> **Goal of the exercise**: Copy each line holding the string "text".
** start of The input **
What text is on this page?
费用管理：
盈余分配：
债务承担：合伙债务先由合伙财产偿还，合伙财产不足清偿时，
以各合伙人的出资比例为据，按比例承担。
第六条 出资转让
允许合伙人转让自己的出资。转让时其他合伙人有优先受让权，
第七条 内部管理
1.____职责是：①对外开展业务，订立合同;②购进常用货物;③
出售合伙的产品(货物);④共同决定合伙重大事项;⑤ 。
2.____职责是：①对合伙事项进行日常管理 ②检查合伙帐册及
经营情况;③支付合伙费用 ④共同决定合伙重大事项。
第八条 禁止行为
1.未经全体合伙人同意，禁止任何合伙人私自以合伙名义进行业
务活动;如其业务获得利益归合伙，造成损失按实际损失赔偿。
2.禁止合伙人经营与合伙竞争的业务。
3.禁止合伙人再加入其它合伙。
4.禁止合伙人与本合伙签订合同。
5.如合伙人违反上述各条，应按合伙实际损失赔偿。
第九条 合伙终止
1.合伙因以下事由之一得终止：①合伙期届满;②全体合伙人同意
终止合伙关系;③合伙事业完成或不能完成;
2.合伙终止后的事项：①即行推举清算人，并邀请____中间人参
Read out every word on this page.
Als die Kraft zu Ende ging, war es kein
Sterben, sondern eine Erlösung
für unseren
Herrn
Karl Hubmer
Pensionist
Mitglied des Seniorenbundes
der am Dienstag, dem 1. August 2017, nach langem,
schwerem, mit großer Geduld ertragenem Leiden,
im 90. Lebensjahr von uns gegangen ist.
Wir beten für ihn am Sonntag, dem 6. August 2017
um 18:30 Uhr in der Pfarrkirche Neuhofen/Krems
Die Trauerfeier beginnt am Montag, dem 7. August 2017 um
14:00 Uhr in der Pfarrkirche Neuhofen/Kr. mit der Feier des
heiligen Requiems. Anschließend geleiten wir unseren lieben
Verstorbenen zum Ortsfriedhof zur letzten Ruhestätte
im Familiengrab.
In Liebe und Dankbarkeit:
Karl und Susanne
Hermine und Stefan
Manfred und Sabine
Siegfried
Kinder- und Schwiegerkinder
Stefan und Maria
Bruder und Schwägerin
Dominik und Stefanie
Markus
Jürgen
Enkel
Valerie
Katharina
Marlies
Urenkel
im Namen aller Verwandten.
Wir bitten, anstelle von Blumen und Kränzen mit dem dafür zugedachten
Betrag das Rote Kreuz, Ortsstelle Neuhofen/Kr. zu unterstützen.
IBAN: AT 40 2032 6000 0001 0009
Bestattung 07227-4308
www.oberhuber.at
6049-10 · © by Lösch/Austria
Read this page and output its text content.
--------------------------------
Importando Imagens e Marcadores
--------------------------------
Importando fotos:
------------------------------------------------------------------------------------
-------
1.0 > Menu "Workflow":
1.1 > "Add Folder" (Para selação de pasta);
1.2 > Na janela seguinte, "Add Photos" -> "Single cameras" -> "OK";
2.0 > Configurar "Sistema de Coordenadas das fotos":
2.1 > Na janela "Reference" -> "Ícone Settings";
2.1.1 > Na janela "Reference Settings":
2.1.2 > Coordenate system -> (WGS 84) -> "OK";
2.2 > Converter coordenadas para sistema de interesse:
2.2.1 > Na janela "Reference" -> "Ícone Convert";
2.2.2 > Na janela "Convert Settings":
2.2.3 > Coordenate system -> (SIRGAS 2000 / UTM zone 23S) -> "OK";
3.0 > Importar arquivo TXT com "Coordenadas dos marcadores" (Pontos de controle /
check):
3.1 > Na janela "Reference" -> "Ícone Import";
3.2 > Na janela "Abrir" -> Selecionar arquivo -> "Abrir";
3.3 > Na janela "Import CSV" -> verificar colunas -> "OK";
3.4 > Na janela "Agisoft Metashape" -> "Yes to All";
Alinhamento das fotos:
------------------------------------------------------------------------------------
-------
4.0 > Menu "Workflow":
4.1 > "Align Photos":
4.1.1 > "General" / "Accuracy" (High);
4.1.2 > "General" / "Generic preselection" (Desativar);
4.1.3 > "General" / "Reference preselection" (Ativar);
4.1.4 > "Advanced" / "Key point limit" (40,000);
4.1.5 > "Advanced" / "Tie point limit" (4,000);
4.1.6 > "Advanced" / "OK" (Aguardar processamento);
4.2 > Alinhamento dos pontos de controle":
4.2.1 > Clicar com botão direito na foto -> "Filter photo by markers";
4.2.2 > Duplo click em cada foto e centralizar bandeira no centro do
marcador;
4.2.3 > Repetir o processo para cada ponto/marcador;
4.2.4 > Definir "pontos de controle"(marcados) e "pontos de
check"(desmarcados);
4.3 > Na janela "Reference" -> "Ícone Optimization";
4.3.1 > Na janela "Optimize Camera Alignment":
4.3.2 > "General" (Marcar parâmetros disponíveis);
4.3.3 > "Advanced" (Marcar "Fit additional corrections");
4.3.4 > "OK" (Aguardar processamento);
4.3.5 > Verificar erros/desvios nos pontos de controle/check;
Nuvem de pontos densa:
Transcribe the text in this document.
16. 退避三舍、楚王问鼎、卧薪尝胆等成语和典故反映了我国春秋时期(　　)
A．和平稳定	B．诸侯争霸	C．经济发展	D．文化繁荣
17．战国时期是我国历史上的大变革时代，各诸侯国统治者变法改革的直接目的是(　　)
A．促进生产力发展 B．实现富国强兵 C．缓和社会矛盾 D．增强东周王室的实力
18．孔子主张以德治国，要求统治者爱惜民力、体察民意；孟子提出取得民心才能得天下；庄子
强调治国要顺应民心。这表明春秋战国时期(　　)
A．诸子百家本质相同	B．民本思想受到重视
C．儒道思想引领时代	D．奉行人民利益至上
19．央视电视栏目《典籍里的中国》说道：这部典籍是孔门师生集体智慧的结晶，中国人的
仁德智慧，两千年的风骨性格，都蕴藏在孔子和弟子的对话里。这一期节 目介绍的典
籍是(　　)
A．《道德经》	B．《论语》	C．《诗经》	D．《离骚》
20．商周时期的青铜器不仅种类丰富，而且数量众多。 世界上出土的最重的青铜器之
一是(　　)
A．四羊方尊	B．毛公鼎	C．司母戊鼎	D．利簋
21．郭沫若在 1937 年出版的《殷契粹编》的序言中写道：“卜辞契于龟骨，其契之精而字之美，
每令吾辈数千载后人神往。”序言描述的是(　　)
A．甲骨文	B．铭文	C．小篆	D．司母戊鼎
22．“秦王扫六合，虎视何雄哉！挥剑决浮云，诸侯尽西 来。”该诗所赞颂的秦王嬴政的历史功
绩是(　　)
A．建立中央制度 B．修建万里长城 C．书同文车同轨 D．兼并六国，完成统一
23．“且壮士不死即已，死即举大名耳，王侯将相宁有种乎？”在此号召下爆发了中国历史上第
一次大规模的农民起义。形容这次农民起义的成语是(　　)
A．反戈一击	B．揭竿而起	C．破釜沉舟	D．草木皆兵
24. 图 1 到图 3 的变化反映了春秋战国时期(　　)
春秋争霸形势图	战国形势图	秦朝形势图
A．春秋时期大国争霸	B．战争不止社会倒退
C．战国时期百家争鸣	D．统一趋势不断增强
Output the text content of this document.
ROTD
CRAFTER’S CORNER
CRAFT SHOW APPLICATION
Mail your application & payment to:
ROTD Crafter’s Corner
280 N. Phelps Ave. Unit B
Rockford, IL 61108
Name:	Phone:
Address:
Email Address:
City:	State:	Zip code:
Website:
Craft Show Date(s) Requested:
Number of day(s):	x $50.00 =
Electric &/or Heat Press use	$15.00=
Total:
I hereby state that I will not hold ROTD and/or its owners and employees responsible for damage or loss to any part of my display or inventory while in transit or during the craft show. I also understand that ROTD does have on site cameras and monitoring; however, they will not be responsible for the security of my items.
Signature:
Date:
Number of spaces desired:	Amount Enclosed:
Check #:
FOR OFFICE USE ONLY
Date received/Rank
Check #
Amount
** end of The input **
> **Expected output**:
What text is on this page?
Read this page and output its text content.
Transcribe the text in this document.
Output the text content of this document.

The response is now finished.